--- SET PROBLEM ---
Write out the material again exactly, please, and omit the pictures.

* * * * *

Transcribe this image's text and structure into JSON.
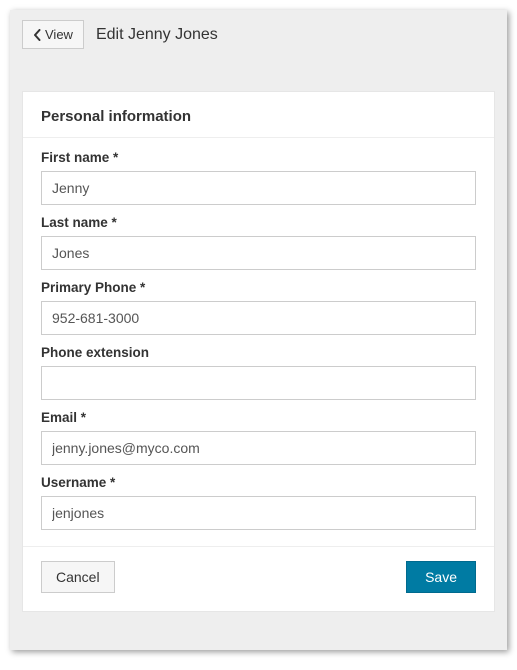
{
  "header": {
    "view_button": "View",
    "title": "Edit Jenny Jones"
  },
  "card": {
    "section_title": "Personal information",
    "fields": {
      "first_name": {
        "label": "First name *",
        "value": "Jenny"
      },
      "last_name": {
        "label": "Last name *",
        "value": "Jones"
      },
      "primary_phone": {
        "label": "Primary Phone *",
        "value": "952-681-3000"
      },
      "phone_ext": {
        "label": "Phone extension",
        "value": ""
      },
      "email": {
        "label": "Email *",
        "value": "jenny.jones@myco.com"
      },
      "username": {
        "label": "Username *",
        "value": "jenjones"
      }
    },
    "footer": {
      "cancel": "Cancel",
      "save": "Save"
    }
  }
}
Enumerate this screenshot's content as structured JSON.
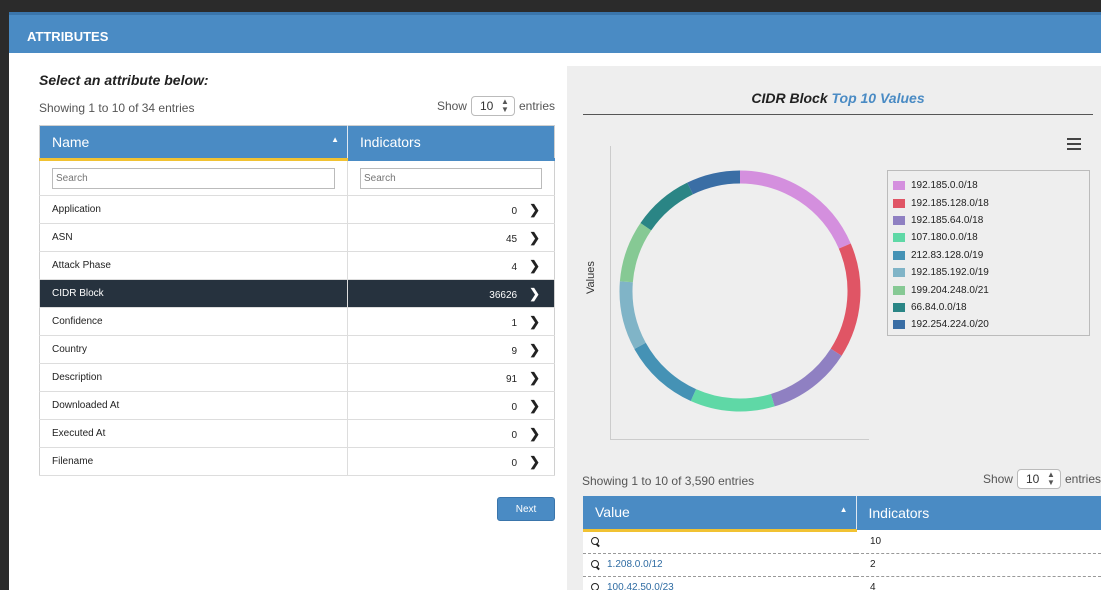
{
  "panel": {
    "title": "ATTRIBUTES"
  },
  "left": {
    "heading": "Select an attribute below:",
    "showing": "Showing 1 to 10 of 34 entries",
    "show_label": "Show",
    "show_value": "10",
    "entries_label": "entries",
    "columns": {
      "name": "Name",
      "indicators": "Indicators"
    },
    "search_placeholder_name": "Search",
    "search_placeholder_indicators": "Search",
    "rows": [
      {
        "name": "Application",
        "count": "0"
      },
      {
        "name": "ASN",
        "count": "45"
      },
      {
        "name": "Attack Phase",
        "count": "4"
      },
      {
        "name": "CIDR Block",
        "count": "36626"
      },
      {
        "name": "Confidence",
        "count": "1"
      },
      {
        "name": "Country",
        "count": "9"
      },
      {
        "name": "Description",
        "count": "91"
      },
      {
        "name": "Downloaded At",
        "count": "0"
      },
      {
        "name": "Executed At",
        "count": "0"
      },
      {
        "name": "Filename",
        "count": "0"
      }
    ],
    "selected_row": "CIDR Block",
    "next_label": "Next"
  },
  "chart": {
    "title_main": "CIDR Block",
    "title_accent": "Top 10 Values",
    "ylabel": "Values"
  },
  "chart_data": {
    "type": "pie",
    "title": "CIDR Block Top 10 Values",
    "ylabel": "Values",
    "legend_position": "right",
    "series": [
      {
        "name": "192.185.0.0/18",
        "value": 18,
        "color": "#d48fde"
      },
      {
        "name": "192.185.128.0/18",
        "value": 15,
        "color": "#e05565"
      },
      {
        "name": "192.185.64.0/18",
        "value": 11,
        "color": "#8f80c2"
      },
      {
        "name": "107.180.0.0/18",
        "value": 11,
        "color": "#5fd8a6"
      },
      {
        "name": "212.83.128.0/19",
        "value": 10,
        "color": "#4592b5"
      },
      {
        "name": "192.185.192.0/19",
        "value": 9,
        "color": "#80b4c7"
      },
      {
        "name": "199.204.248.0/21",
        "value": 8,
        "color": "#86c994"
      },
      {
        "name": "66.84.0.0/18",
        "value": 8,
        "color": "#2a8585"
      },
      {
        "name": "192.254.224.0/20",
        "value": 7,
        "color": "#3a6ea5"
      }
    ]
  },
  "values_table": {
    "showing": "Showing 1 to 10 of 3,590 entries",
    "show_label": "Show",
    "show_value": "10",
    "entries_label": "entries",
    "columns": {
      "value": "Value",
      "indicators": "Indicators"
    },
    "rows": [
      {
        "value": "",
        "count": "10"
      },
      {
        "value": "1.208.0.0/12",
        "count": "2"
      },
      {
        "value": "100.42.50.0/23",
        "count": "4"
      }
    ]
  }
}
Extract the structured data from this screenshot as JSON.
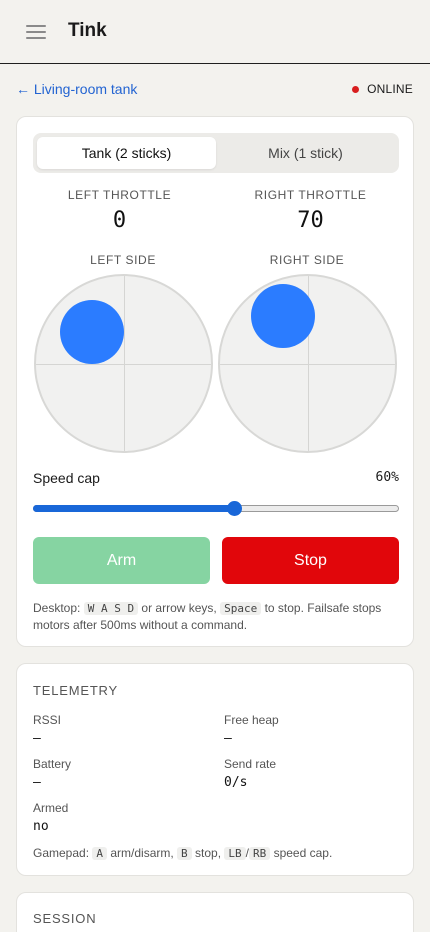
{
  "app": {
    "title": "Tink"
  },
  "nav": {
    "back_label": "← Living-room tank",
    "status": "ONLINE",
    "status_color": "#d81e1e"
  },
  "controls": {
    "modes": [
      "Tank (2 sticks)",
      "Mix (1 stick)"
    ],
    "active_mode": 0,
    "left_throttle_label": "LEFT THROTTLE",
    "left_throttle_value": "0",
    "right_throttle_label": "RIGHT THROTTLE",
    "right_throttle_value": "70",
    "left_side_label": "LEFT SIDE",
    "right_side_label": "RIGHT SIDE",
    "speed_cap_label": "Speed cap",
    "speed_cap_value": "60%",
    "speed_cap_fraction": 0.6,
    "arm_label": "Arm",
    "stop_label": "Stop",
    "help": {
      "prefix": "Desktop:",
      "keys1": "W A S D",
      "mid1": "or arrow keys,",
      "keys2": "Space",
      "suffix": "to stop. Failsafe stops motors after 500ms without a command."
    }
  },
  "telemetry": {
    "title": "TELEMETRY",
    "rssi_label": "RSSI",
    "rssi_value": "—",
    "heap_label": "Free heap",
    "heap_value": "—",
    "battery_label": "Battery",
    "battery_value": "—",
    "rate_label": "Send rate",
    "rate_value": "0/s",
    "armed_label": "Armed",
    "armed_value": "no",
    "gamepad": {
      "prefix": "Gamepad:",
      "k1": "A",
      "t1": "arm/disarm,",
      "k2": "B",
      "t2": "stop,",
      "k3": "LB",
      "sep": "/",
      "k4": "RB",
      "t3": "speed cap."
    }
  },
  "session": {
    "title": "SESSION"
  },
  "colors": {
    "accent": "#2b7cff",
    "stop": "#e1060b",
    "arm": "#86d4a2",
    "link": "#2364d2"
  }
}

* * * * *

--- ANSWER IN FULL ---
Transcribe this image's text and structure into JSON.
{
  "header": {
    "view_button": "View",
    "title": "Edit Jenny Jones"
  },
  "card": {
    "section_title": "Personal information",
    "fields": {
      "first_name": {
        "label": "First name *",
        "value": "Jenny"
      },
      "last_name": {
        "label": "Last name *",
        "value": "Jones"
      },
      "primary_phone": {
        "label": "Primary Phone *",
        "value": "952-681-3000"
      },
      "phone_ext": {
        "label": "Phone extension",
        "value": ""
      },
      "email": {
        "label": "Email *",
        "value": "jenny.jones@myco.com"
      },
      "username": {
        "label": "Username *",
        "value": "jenjones"
      }
    },
    "footer": {
      "cancel": "Cancel",
      "save": "Save"
    }
  }
}
Enumerate this screenshot's content as structured JSON.
{
  "panel": {
    "title": "ATTRIBUTES"
  },
  "left": {
    "heading": "Select an attribute below:",
    "showing": "Showing 1 to 10 of 34 entries",
    "show_label": "Show",
    "show_value": "10",
    "entries_label": "entries",
    "columns": {
      "name": "Name",
      "indicators": "Indicators"
    },
    "search_placeholder_name": "Search",
    "search_placeholder_indicators": "Search",
    "rows": [
      {
        "name": "Application",
        "count": "0"
      },
      {
        "name": "ASN",
        "count": "45"
      },
      {
        "name": "Attack Phase",
        "count": "4"
      },
      {
        "name": "CIDR Block",
        "count": "36626"
      },
      {
        "name": "Confidence",
        "count": "1"
      },
      {
        "name": "Country",
        "count": "9"
      },
      {
        "name": "Description",
        "count": "91"
      },
      {
        "name": "Downloaded At",
        "count": "0"
      },
      {
        "name": "Executed At",
        "count": "0"
      },
      {
        "name": "Filename",
        "count": "0"
      }
    ],
    "selected_row": "CIDR Block",
    "next_label": "Next"
  },
  "chart": {
    "title_main": "CIDR Block",
    "title_accent": "Top 10 Values",
    "ylabel": "Values"
  },
  "chart_data": {
    "type": "pie",
    "title": "CIDR Block Top 10 Values",
    "ylabel": "Values",
    "legend_position": "right",
    "series": [
      {
        "name": "192.185.0.0/18",
        "value": 18,
        "color": "#d48fde"
      },
      {
        "name": "192.185.128.0/18",
        "value": 15,
        "color": "#e05565"
      },
      {
        "name": "192.185.64.0/18",
        "value": 11,
        "color": "#8f80c2"
      },
      {
        "name": "107.180.0.0/18",
        "value": 11,
        "color": "#5fd8a6"
      },
      {
        "name": "212.83.128.0/19",
        "value": 10,
        "color": "#4592b5"
      },
      {
        "name": "192.185.192.0/19",
        "value": 9,
        "color": "#80b4c7"
      },
      {
        "name": "199.204.248.0/21",
        "value": 8,
        "color": "#86c994"
      },
      {
        "name": "66.84.0.0/18",
        "value": 8,
        "color": "#2a8585"
      },
      {
        "name": "192.254.224.0/20",
        "value": 7,
        "color": "#3a6ea5"
      }
    ]
  },
  "values_table": {
    "showing": "Showing 1 to 10 of 3,590 entries",
    "show_label": "Show",
    "show_value": "10",
    "entries_label": "entries",
    "columns": {
      "value": "Value",
      "indicators": "Indicators"
    },
    "rows": [
      {
        "value": "",
        "count": "10"
      },
      {
        "value": "1.208.0.0/12",
        "count": "2"
      },
      {
        "value": "100.42.50.0/23",
        "count": "4"
      }
    ]
  }
}
Extract the structured data from this screenshot as JSON.
{
  "app": {
    "title": "Tink"
  },
  "nav": {
    "back_label": "← Living-room tank",
    "status": "ONLINE",
    "status_color": "#d81e1e"
  },
  "controls": {
    "modes": [
      "Tank (2 sticks)",
      "Mix (1 stick)"
    ],
    "active_mode": 0,
    "left_throttle_label": "LEFT THROTTLE",
    "left_throttle_value": "0",
    "right_throttle_label": "RIGHT THROTTLE",
    "right_throttle_value": "70",
    "left_side_label": "LEFT SIDE",
    "right_side_label": "RIGHT SIDE",
    "speed_cap_label": "Speed cap",
    "speed_cap_value": "60%",
    "speed_cap_fraction": 0.6,
    "arm_label": "Arm",
    "stop_label": "Stop",
    "help": {
      "prefix": "Desktop:",
      "keys1": "W A S D",
      "mid1": "or arrow keys,",
      "keys2": "Space",
      "suffix": "to stop. Failsafe stops motors after 500ms without a command."
    }
  },
  "telemetry": {
    "title": "TELEMETRY",
    "rssi_label": "RSSI",
    "rssi_value": "—",
    "heap_label": "Free heap",
    "heap_value": "—",
    "battery_label": "Battery",
    "battery_value": "—",
    "rate_label": "Send rate",
    "rate_value": "0/s",
    "armed_label": "Armed",
    "armed_value": "no",
    "gamepad": {
      "prefix": "Gamepad:",
      "k1": "A",
      "t1": "arm/disarm,",
      "k2": "B",
      "t2": "stop,",
      "k3": "LB",
      "sep": "/",
      "k4": "RB",
      "t3": "speed cap."
    }
  },
  "session": {
    "title": "SESSION"
  },
  "colors": {
    "accent": "#2b7cff",
    "stop": "#e1060b",
    "arm": "#86d4a2",
    "link": "#2364d2"
  }
}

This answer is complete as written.